◆ THE TASK: In the records below, what are the lines from the one containing "Text: Housing Structures" up to and including the one containing "FancyBboxPatch shape xyxy=(21,106,1385,132)"? Reproduce those lines word for word, and nothing else.

◆ RECORDS SUPPLIED:
* * *
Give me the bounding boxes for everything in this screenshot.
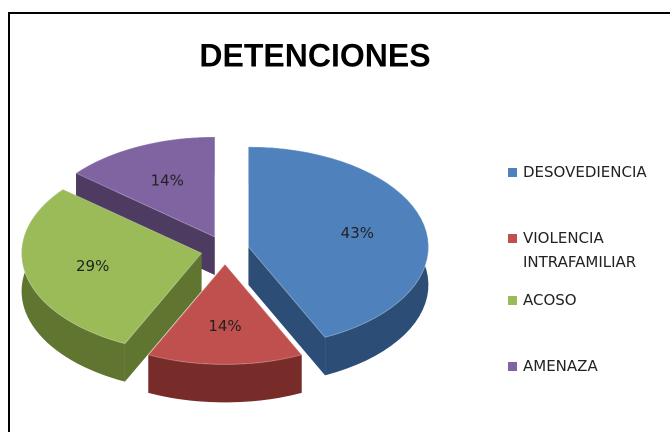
slice-side: [248, 246, 326, 376]
slice: [21, 188, 203, 382]
slice-top: [75, 136, 216, 238]
legend-item: AMENAZA: [508, 354, 658, 378]
legend-label: ACOSO: [523, 291, 577, 309]
chart: DETENCIONES 14% 43% 29% 14%: [21, 37, 431, 403]
legend-label: AMENAZA: [523, 357, 598, 375]
legend-swatch: [508, 362, 517, 371]
data-label: 14%: [208, 317, 241, 335]
legend-swatch: [508, 296, 517, 305]
data-label: 43%: [341, 224, 374, 242]
slice-side: [148, 354, 302, 403]
data-label: 14%: [151, 171, 184, 189]
legend-label: VIOLENCIA INTRAFAMILIAR: [523, 229, 637, 271]
page: DETENCIONES 14% 43% 29% 14% DESOVEDIENCIA VI…: [8, 12, 670, 432]
slice: [147, 263, 303, 403]
slice-top: [147, 263, 303, 365]
chart-title: DETENCIONES: [199, 37, 430, 73]
legend-swatch: [508, 234, 517, 243]
legend-item: ACOSO: [508, 288, 658, 312]
slice: [247, 146, 429, 376]
legend-swatch: [508, 168, 517, 177]
legend-item: DESOVEDIENCIA: [508, 160, 658, 184]
slice-top: [21, 188, 203, 345]
slice-top: [247, 146, 429, 338]
slice-side: [124, 253, 202, 382]
chart-frame: [8, 12, 670, 432]
legend-item: VIOLENCIA INTRAFAMILIAR: [508, 226, 658, 274]
data-label: 29%: [76, 257, 109, 275]
legend-label: DESOVEDIENCIA: [523, 163, 647, 181]
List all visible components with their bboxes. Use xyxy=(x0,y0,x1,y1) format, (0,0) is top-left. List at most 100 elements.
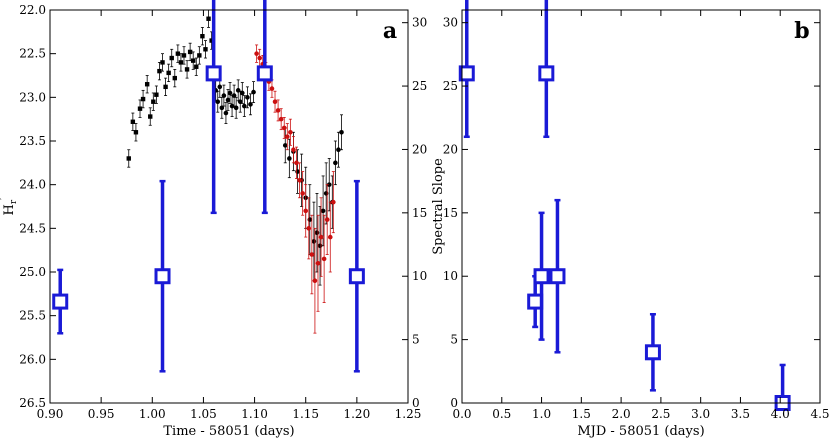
panel-a-mag-point xyxy=(294,160,299,166)
panel-b-x-axis-label: MJD - 58051 (days) xyxy=(577,424,704,439)
panel-a-mag-point xyxy=(200,34,205,39)
panel-a-frame xyxy=(49,9,409,404)
panel-b-y-tick-label: 30 xyxy=(443,16,458,30)
panel-a-mag-point xyxy=(324,217,330,222)
panel-a-x-tick-label: 1.20 xyxy=(343,407,370,421)
panel-a-left-y-axis-label-sub: r xyxy=(9,199,19,204)
panel-a-y-right-tick-label: 0 xyxy=(412,396,420,410)
panel-a-mag-point xyxy=(203,47,208,52)
panel-a-mag-point xyxy=(339,129,344,135)
panel-a-mag-point xyxy=(291,147,296,153)
panel-a-mag-point xyxy=(148,114,153,119)
panel-a-mag-point xyxy=(285,134,290,139)
panel-a-mag-point xyxy=(295,169,300,174)
panel-a-mag-point xyxy=(175,51,181,56)
panel-a-mag-point xyxy=(297,178,302,183)
panel-a-mag-point xyxy=(327,234,333,240)
panel-a-mag-point xyxy=(320,208,326,214)
panel-a-ticks: 0.90 0.95 1.00 1.05 1.10 1.15 1.20 1.25 22.0 22.5… xyxy=(19,3,427,421)
panel-a-y-right-tick-label: 15 xyxy=(412,206,427,220)
panel-a-light-curve: 0.90 0.95 1.00 1.05 1.10 1.15 1.20 1.25 22.0 22.5… xyxy=(0,0,446,439)
panel-a-x-axis-label: Time - 58051 (days) xyxy=(163,424,294,439)
panel-a-slope-point xyxy=(205,65,222,82)
panel-a-x-tick-label: 1.15 xyxy=(292,407,319,421)
panel-a-mag-point xyxy=(184,67,190,72)
panel-a-mag-point xyxy=(217,84,223,90)
panel-a-mag-point xyxy=(288,129,293,135)
panel-a-mag-point xyxy=(231,93,237,98)
panel-a-mag-point xyxy=(278,116,284,122)
panel-a-mag-point xyxy=(130,119,136,124)
panel-a-mag-point xyxy=(144,82,150,87)
panel-a-y-left-tick-label: 24.0 xyxy=(19,178,46,192)
panel-a-mag-point xyxy=(154,92,159,97)
panel-a-mag-point xyxy=(206,16,211,21)
panel-a-mag-point xyxy=(227,90,233,96)
panel-a-slope-point xyxy=(348,268,365,285)
panel-a-y-right-tick-label: 20 xyxy=(412,142,427,156)
panel-a-mag-point xyxy=(307,217,313,222)
panel-a-mag-point xyxy=(157,68,162,74)
panel-a-mag-point xyxy=(223,110,229,116)
panel-a-x-tick-label: 0.95 xyxy=(88,407,115,421)
panel-a-mag-point xyxy=(272,99,278,104)
panel-a-mag-point xyxy=(321,256,327,262)
panel-a-x-tick-label: 0.90 xyxy=(37,407,64,421)
panel-b-x-tick-label: 0.5 xyxy=(492,407,511,421)
panel-a-left-y-axis-label-sup: ′ xyxy=(0,197,10,200)
panel-b-slope-point xyxy=(644,344,661,361)
panel-a-y-right-tick-label: 10 xyxy=(412,269,427,283)
panel-b-slope-point xyxy=(549,268,566,285)
panel-a-mag-point xyxy=(251,89,256,95)
panel-a-mag-point xyxy=(229,103,235,109)
panel-b-x-tick-label: 2.0 xyxy=(612,407,631,421)
panel-a-mag-point xyxy=(209,38,214,43)
panel-b-x-tick-label: 4.5 xyxy=(810,407,829,421)
panel-b-slope-point xyxy=(538,65,555,82)
panel-a-mag-point xyxy=(336,147,341,153)
panel-b-x-tick-label: 3.0 xyxy=(691,407,710,421)
panel-b-x-tick-label: 4.0 xyxy=(771,407,790,421)
panel-a-slope-point xyxy=(154,268,171,285)
panel-a-y-left-tick-label: 23.0 xyxy=(19,90,46,104)
panel-b-y-tick-label: 5 xyxy=(450,333,458,347)
panel-b-slope-point xyxy=(527,293,544,310)
panel-b-slope-point xyxy=(533,268,550,285)
panel-b-x-tick-label: 3.5 xyxy=(731,407,750,421)
panel-a-left-y-axis-label: Hr′ xyxy=(0,197,19,216)
panel-a-mag-point xyxy=(254,51,259,56)
panel-a-mag-point xyxy=(326,182,332,187)
panel-b-x-tick-label: 2.5 xyxy=(651,407,670,421)
panel-a-mag-point xyxy=(311,239,317,244)
panel-a-mag-point xyxy=(309,252,315,257)
panel-a-right-y-axis-label: Spectral Slope xyxy=(431,158,446,255)
panel-a-mag-point xyxy=(242,103,247,109)
panel-b-x-tick-label: 1.0 xyxy=(532,407,551,421)
panel-b-ticks: 0.0 0.5 1.0 1.5 2.0 2.5 3.0 3.5 4.0 4.5 0 5 10 15 20 25… xyxy=(443,10,830,421)
panel-a-mag-point xyxy=(269,86,275,91)
panel-a-mag-point xyxy=(160,60,165,65)
panel-a-mag-point xyxy=(257,55,262,61)
panel-a-mag-point xyxy=(312,278,318,284)
panel-a-mag-point xyxy=(239,90,245,96)
panel-a-mag-point xyxy=(163,84,168,90)
panel-a-mag-point xyxy=(318,234,324,240)
panel-a-slope-point xyxy=(256,65,273,82)
panel-a-x-tick-label: 1.00 xyxy=(139,407,166,421)
panel-a-mag-point xyxy=(331,199,336,205)
panel-a-mag-point xyxy=(151,99,156,104)
panel-a-y-left-tick-label: 26.5 xyxy=(19,396,46,410)
panel-a-mag-point xyxy=(181,53,187,58)
panel-a-y-left-tick-label: 23.5 xyxy=(19,134,46,148)
panel-a-mag-point xyxy=(140,96,146,102)
panel-b-y-tick-label: 0 xyxy=(450,396,458,410)
panel-a-y-right-tick-label: 5 xyxy=(412,333,420,347)
panel-b-y-tick-label: 10 xyxy=(443,269,458,283)
panel-b-y-tick-label: 25 xyxy=(443,79,458,93)
panel-a-mag-point xyxy=(137,106,143,111)
panel-a-x-tick-label: 1.10 xyxy=(241,407,268,421)
panel-b-data-layer xyxy=(458,0,791,411)
panel-a-y-left-tick-label: 25.5 xyxy=(19,309,46,323)
panel-a-mag-point xyxy=(237,99,243,104)
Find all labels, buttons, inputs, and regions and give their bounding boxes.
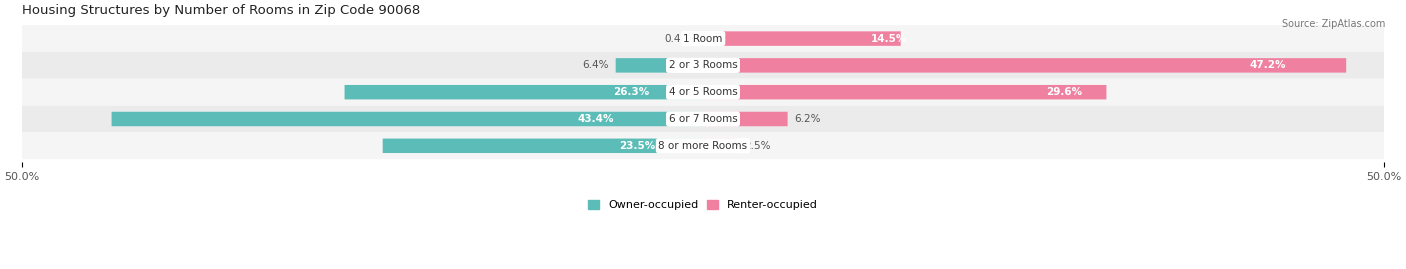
Text: Housing Structures by Number of Rooms in Zip Code 90068: Housing Structures by Number of Rooms in… xyxy=(21,4,420,17)
FancyBboxPatch shape xyxy=(21,25,1385,52)
Text: 8 or more Rooms: 8 or more Rooms xyxy=(658,141,748,151)
FancyBboxPatch shape xyxy=(21,106,1385,132)
FancyBboxPatch shape xyxy=(382,139,703,153)
Text: 4 or 5 Rooms: 4 or 5 Rooms xyxy=(669,87,737,97)
Text: 1 Room: 1 Room xyxy=(683,34,723,44)
FancyBboxPatch shape xyxy=(703,31,901,46)
FancyBboxPatch shape xyxy=(703,85,1107,100)
Text: 6.2%: 6.2% xyxy=(794,114,821,124)
FancyBboxPatch shape xyxy=(703,112,787,126)
Legend: Owner-occupied, Renter-occupied: Owner-occupied, Renter-occupied xyxy=(583,196,823,215)
Text: 2 or 3 Rooms: 2 or 3 Rooms xyxy=(669,60,737,70)
Text: 6 or 7 Rooms: 6 or 7 Rooms xyxy=(669,114,737,124)
Text: 23.5%: 23.5% xyxy=(619,141,655,151)
Text: 14.5%: 14.5% xyxy=(870,34,907,44)
Text: 6.4%: 6.4% xyxy=(582,60,609,70)
FancyBboxPatch shape xyxy=(616,58,703,73)
Text: 43.4%: 43.4% xyxy=(578,114,614,124)
FancyBboxPatch shape xyxy=(111,112,703,126)
FancyBboxPatch shape xyxy=(703,139,737,153)
FancyBboxPatch shape xyxy=(703,58,1346,73)
FancyBboxPatch shape xyxy=(21,52,1385,79)
FancyBboxPatch shape xyxy=(21,79,1385,106)
Text: 2.5%: 2.5% xyxy=(744,141,770,151)
FancyBboxPatch shape xyxy=(21,132,1385,159)
FancyBboxPatch shape xyxy=(344,85,703,100)
FancyBboxPatch shape xyxy=(697,31,703,46)
Text: 0.4%: 0.4% xyxy=(665,34,690,44)
Text: 26.3%: 26.3% xyxy=(613,87,650,97)
Text: Source: ZipAtlas.com: Source: ZipAtlas.com xyxy=(1281,19,1385,29)
Text: 29.6%: 29.6% xyxy=(1046,87,1081,97)
Text: 47.2%: 47.2% xyxy=(1250,60,1286,70)
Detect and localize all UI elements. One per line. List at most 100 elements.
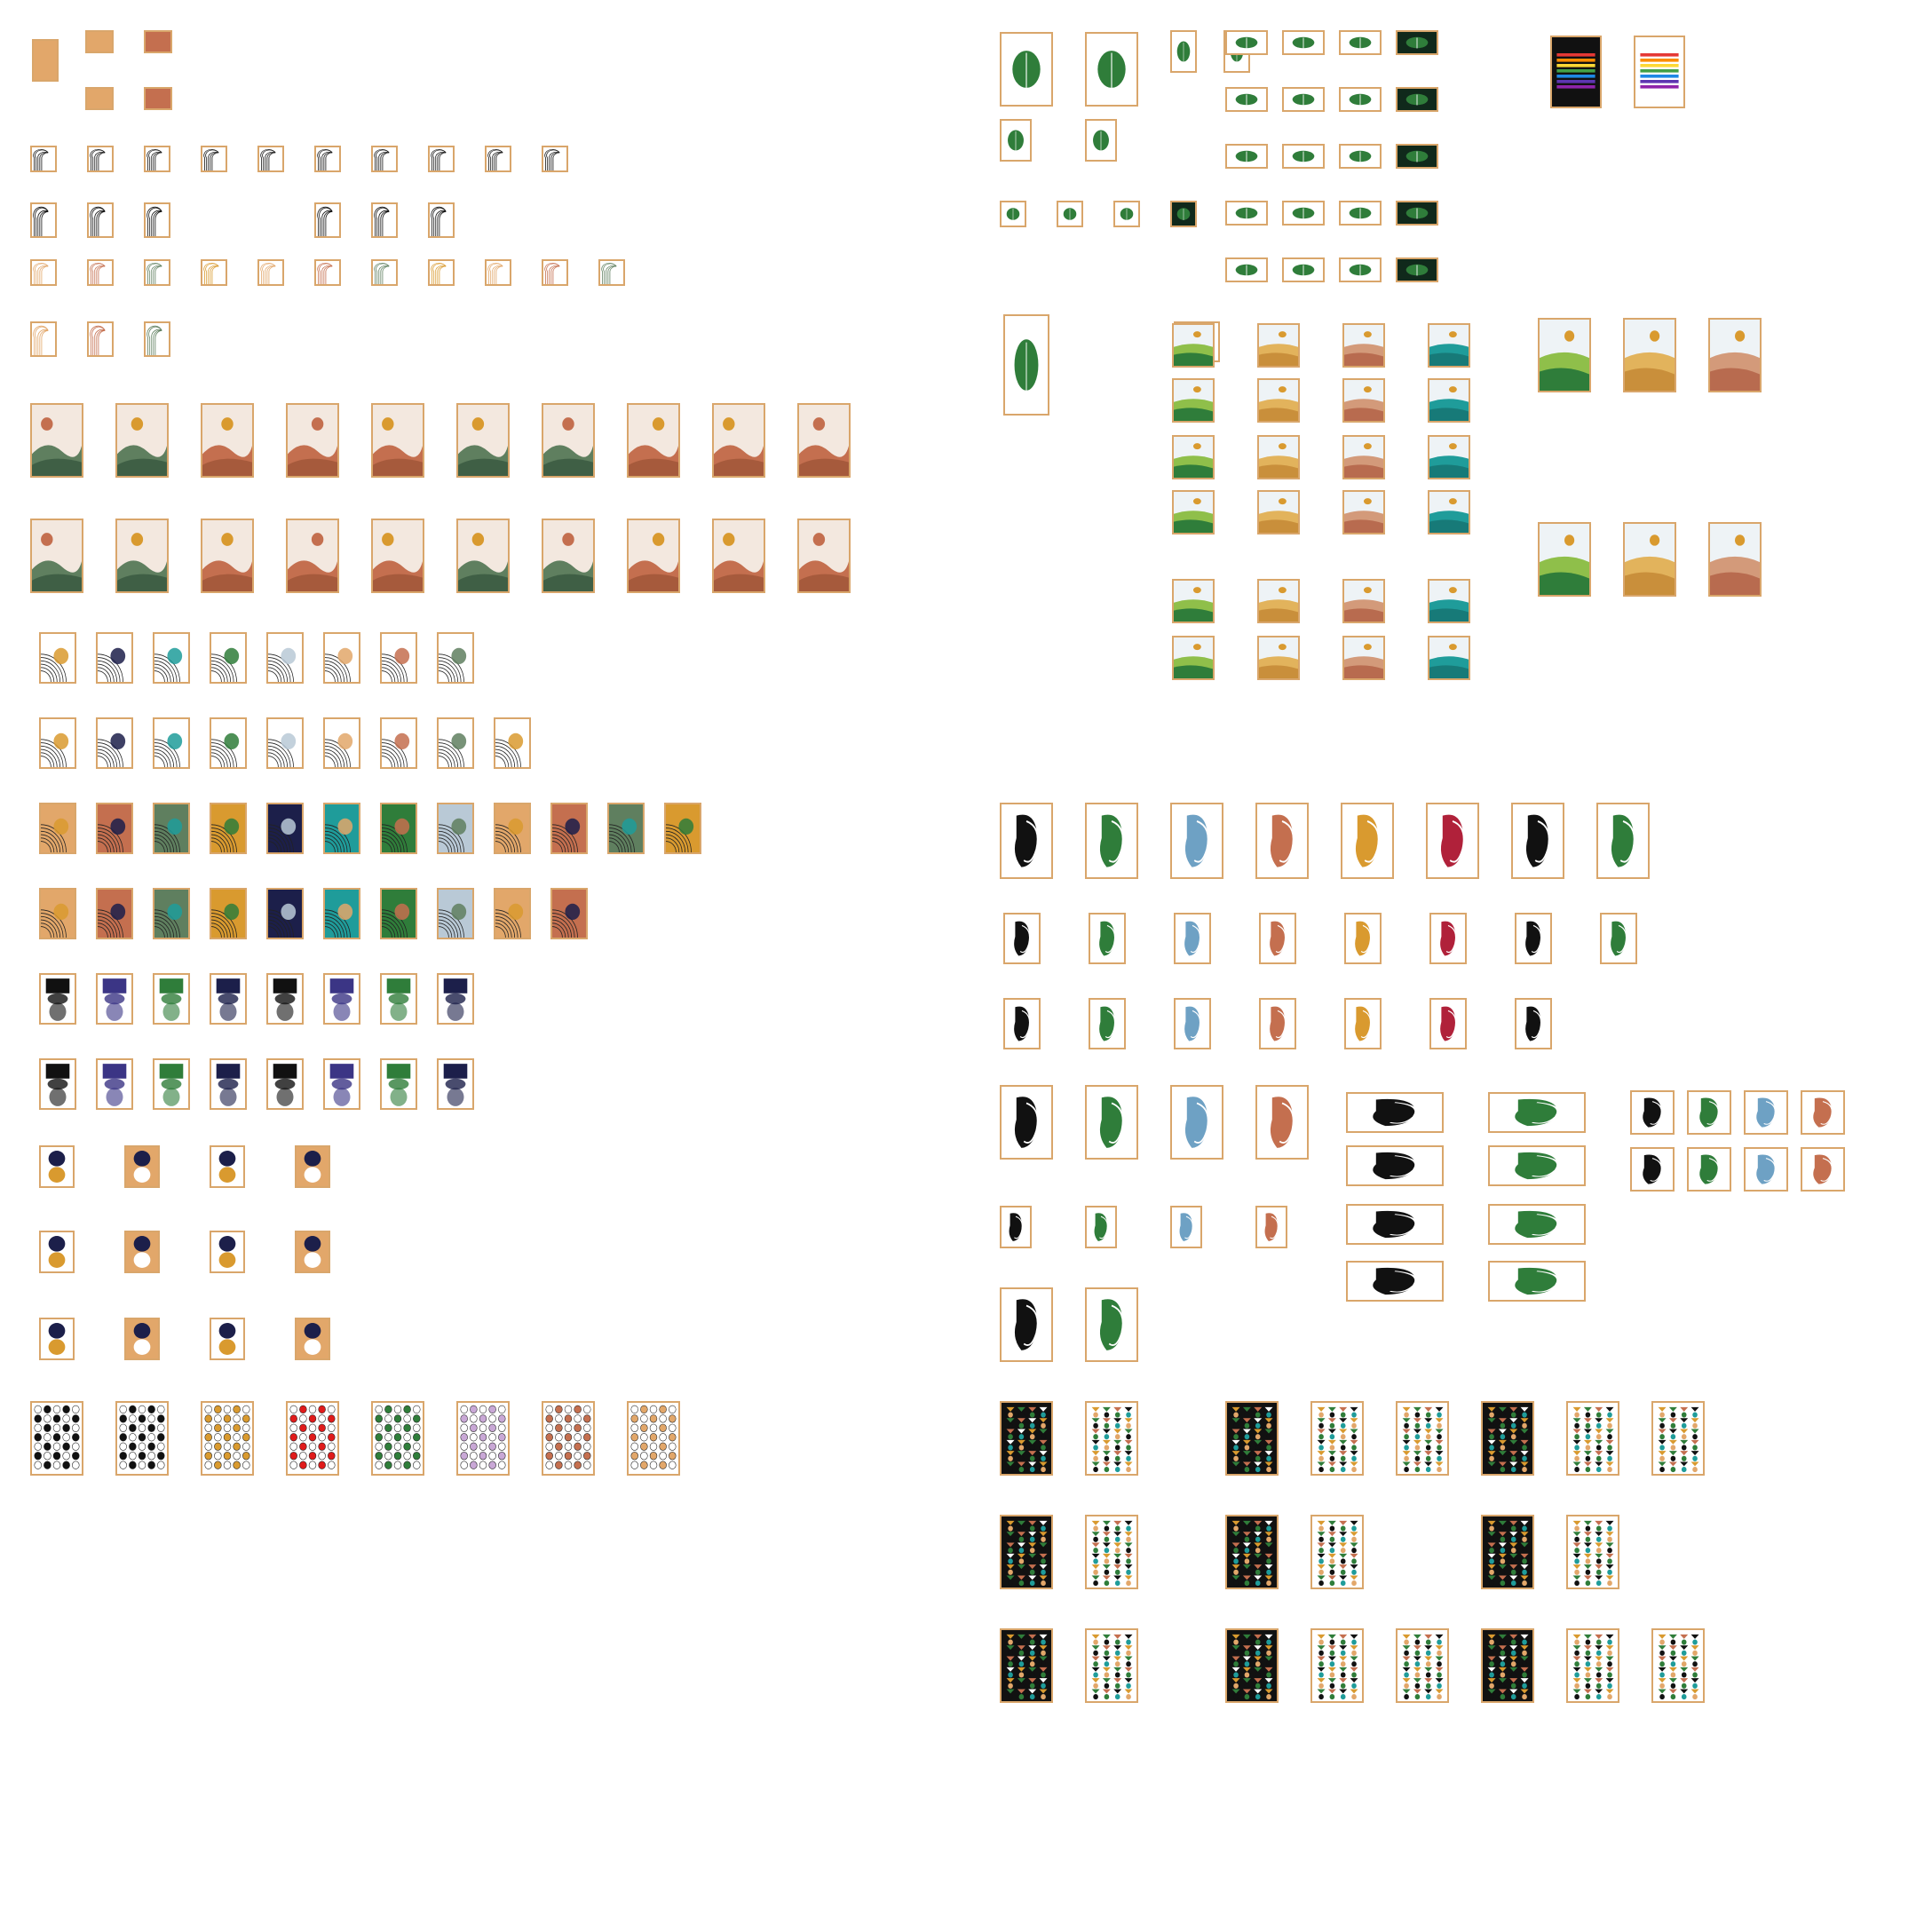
* * *
◆ ANSWER TO THIS TASK:
Text: Housing Structures by Number of Rooms in Zip Code 90068: Housing Structures by Number of Rooms in… xyxy=(21,4,420,17)
FancyBboxPatch shape xyxy=(21,25,1385,52)
Text: 8 or more Rooms: 8 or more Rooms xyxy=(658,141,748,151)
FancyBboxPatch shape xyxy=(21,106,1385,132)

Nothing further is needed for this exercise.